### WRITTEN INSTRUCTION
Locate each line in the records containing "control". Copy it.
***** RECORDS FOR THE TASK *****
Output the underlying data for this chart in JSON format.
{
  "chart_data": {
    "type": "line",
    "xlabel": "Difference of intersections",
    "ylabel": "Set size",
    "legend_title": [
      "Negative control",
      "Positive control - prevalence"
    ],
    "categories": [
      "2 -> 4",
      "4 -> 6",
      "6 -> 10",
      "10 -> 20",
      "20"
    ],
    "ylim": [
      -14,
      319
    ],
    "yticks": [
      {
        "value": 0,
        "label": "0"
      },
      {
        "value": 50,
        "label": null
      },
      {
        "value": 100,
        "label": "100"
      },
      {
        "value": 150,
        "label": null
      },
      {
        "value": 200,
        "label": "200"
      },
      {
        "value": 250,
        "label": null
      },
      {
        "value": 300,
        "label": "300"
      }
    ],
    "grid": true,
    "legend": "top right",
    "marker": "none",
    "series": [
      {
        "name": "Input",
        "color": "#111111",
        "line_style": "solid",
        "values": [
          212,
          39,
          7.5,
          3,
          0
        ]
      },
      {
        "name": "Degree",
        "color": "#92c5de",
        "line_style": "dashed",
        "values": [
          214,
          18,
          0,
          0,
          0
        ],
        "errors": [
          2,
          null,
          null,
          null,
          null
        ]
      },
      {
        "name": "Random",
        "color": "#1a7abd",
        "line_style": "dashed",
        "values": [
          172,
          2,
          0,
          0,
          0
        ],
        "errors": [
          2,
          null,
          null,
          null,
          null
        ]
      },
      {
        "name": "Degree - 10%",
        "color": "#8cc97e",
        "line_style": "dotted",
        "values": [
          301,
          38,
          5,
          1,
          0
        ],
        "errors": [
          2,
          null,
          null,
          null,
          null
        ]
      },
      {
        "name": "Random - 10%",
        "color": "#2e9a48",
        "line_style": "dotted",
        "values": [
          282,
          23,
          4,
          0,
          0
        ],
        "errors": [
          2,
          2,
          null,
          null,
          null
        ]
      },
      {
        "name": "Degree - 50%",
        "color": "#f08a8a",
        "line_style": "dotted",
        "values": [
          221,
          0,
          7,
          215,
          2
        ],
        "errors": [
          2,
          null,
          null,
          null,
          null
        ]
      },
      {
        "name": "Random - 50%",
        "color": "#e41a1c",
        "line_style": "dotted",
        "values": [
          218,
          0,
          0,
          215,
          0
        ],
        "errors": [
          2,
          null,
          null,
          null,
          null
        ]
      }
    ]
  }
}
*****
### SOLVED EXERCISE
      "Negative control",
      "Positive control - prevalence"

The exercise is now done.